YOUR TASK: Which lines hold the word "color"? Show each of them.

RAW RECORDS:
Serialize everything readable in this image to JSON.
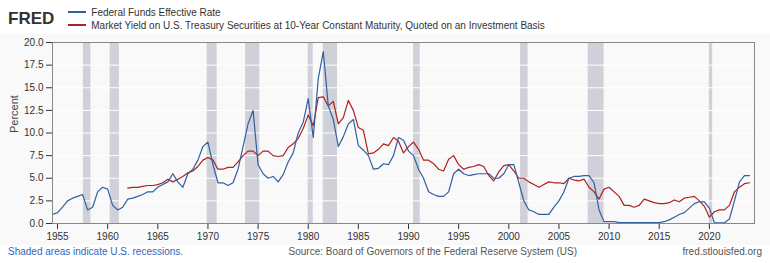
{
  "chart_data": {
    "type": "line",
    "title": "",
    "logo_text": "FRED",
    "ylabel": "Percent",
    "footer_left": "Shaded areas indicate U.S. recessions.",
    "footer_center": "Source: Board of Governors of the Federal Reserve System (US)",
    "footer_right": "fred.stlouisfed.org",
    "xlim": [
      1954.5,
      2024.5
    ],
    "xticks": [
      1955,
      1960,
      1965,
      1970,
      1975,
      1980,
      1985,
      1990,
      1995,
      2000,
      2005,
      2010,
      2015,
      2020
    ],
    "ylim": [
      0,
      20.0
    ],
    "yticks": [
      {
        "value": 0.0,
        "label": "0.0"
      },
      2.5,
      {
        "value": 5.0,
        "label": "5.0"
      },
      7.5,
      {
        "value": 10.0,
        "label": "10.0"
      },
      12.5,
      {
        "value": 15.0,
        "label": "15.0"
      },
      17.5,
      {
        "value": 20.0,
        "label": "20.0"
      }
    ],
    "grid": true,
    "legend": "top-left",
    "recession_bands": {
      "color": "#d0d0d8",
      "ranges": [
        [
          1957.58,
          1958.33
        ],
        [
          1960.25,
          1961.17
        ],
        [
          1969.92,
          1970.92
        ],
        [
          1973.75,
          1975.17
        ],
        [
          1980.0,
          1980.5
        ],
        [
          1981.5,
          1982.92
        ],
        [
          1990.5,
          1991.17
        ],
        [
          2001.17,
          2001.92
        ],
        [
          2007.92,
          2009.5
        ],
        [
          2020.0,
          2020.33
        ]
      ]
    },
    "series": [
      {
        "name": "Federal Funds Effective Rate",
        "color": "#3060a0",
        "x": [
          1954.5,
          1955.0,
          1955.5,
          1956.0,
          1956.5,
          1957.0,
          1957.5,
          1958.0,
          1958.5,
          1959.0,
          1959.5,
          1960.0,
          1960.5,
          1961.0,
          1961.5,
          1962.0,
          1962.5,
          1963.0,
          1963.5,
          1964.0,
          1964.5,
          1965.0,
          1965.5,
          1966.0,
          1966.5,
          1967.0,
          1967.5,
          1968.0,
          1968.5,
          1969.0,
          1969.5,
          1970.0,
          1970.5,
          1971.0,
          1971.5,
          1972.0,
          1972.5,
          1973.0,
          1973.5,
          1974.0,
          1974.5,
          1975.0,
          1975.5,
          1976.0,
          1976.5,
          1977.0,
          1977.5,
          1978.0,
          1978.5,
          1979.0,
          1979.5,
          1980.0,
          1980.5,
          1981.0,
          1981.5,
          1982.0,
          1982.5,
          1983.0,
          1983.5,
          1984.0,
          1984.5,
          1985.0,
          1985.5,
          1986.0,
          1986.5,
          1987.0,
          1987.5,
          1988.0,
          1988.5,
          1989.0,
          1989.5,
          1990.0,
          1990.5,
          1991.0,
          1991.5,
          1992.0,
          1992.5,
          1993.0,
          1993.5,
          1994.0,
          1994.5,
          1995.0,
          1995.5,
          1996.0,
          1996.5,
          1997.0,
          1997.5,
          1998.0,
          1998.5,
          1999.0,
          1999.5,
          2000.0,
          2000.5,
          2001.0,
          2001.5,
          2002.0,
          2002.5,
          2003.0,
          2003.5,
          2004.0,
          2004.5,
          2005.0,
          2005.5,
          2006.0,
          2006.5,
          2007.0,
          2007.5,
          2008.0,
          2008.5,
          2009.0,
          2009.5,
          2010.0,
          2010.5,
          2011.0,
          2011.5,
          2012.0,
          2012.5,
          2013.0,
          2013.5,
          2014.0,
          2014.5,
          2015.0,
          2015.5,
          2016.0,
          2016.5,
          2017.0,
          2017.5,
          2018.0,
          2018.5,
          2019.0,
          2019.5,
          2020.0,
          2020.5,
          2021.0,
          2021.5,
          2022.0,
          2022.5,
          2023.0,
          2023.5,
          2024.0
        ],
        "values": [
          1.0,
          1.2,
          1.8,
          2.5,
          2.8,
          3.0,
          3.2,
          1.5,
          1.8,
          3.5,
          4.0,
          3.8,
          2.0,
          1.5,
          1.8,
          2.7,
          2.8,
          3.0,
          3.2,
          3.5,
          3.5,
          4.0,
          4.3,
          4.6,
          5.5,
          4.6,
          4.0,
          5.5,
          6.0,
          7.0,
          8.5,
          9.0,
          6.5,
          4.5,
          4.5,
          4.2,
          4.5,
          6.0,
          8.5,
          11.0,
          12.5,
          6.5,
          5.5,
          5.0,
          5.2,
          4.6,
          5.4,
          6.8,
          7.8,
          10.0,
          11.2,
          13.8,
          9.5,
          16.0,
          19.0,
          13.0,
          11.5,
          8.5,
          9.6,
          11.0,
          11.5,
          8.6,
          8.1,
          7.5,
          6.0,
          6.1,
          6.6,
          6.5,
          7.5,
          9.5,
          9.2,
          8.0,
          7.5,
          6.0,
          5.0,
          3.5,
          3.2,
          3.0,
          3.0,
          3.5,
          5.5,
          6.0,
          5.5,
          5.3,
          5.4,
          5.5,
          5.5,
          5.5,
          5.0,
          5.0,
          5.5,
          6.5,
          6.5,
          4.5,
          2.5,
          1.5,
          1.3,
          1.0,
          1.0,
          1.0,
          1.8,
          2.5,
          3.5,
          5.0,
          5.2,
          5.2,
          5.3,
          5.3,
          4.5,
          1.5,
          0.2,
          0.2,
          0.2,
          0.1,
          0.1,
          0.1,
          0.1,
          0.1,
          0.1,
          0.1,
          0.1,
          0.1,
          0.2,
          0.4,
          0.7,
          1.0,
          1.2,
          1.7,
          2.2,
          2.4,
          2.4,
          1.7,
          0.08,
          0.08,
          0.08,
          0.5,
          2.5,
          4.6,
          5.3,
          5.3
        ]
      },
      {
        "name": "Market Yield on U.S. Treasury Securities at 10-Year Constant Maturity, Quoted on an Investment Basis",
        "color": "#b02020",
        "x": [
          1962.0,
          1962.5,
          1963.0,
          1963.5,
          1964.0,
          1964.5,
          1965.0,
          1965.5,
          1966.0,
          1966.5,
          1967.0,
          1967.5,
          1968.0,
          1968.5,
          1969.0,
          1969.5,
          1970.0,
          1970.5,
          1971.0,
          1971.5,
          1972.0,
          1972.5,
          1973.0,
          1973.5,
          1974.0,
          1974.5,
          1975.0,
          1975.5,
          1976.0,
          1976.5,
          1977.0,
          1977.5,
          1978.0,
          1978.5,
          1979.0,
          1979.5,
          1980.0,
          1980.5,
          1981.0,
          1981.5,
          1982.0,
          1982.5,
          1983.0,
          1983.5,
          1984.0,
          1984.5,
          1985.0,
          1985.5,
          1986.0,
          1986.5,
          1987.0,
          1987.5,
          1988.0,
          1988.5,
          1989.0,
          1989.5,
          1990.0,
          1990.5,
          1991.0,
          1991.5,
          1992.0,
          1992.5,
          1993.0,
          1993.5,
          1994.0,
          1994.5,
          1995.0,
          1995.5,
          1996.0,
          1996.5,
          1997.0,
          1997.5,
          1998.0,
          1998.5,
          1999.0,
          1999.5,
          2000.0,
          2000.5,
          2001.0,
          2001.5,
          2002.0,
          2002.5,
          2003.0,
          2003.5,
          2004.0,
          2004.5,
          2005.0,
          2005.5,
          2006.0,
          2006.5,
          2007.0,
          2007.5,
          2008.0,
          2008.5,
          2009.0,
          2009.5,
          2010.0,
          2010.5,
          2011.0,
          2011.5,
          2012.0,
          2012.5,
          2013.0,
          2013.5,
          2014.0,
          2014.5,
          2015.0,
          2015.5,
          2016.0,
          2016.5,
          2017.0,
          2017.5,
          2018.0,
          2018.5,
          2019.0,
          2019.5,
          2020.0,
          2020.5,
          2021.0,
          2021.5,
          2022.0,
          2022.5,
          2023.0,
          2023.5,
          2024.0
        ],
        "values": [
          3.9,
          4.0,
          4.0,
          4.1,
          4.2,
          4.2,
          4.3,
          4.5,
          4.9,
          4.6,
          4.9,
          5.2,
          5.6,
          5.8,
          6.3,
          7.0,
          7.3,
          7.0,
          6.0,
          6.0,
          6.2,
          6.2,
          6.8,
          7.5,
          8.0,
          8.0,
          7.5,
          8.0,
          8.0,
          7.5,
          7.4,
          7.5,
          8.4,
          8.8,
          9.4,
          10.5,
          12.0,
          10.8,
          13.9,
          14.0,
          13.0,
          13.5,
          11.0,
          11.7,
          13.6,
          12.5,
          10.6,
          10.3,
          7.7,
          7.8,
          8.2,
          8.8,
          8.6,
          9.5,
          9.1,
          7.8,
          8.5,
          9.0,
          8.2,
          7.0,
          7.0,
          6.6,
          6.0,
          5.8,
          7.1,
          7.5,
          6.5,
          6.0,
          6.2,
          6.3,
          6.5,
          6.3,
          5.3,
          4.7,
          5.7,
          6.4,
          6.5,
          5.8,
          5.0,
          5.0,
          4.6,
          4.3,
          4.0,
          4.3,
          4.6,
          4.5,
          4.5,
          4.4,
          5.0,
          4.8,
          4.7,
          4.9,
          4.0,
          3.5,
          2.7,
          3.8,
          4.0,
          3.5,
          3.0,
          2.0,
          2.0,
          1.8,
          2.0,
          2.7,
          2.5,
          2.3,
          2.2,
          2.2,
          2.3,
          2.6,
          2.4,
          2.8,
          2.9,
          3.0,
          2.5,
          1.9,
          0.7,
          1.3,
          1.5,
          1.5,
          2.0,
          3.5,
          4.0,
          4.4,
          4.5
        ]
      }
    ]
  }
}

OUTPUT BELOW:
      "color": "#d0d0d8",
        "color": "#3060a0",
        "color": "#b02020",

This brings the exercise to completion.